-- Begin Dataset excerpts --

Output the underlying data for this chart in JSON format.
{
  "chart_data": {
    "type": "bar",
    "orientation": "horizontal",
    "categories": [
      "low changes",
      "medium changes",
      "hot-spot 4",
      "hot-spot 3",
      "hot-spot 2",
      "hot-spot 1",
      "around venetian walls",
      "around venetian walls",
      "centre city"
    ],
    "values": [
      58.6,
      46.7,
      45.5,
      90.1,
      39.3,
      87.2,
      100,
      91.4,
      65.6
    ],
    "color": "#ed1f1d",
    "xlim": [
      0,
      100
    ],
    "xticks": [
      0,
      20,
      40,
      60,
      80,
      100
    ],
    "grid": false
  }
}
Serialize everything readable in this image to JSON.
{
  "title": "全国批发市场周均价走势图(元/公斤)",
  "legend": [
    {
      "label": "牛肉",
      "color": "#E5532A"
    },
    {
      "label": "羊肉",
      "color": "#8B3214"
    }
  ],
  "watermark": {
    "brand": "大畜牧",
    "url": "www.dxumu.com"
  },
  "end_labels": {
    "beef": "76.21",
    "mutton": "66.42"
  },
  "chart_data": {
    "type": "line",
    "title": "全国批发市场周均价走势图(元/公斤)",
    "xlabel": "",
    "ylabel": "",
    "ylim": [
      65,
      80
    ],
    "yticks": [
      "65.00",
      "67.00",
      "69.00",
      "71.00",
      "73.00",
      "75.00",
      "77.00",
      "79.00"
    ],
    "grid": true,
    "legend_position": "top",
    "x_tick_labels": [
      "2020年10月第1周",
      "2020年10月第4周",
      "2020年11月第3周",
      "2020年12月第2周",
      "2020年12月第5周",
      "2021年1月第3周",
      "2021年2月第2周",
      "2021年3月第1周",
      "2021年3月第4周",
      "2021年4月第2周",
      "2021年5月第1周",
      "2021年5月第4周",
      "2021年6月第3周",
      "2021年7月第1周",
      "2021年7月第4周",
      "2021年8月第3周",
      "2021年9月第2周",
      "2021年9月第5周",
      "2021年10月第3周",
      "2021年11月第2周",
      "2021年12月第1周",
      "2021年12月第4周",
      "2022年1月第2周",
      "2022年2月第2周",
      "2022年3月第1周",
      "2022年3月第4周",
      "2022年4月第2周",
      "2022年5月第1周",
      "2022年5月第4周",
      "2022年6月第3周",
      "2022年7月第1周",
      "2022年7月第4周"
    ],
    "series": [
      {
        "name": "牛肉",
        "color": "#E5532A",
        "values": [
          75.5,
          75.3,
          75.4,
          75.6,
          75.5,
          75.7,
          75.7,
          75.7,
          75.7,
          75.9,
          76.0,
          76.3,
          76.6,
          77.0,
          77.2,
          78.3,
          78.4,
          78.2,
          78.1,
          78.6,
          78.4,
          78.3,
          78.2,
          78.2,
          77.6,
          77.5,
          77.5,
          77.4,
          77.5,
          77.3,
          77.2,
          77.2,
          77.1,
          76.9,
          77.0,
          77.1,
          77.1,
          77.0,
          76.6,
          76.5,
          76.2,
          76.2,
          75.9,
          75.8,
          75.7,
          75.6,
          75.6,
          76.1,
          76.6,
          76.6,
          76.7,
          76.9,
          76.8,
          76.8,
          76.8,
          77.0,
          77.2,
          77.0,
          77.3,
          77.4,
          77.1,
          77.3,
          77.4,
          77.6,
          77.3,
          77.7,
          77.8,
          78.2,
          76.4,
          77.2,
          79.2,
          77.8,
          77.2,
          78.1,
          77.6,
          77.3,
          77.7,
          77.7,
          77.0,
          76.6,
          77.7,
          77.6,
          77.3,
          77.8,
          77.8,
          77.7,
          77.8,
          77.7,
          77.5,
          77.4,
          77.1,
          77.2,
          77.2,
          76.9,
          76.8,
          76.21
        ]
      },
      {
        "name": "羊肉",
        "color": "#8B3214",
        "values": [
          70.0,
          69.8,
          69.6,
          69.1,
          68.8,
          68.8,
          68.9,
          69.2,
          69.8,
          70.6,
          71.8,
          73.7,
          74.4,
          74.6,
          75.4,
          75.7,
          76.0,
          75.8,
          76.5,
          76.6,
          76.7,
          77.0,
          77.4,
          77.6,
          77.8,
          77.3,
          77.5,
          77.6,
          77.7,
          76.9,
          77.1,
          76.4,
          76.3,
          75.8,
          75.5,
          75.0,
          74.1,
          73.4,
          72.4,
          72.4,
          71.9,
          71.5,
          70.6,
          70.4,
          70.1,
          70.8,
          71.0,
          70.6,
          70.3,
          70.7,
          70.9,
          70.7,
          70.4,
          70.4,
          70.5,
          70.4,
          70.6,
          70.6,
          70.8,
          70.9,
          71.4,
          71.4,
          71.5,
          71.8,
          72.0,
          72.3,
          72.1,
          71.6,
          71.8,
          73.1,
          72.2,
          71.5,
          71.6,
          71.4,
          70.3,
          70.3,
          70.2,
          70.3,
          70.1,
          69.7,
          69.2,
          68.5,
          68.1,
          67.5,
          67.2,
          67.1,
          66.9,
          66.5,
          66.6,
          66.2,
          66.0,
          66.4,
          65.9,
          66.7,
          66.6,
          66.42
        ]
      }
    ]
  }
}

-- End Dataset excerpts --

● Aim
Find the word "全国批发市场周均价走势图" in the entries above and gather every line that holds it.

● Solution
  "title": "全国批发市场周均价走势图(元/公斤)",
    "title": "全国批发市场周均价走势图(元/公斤)",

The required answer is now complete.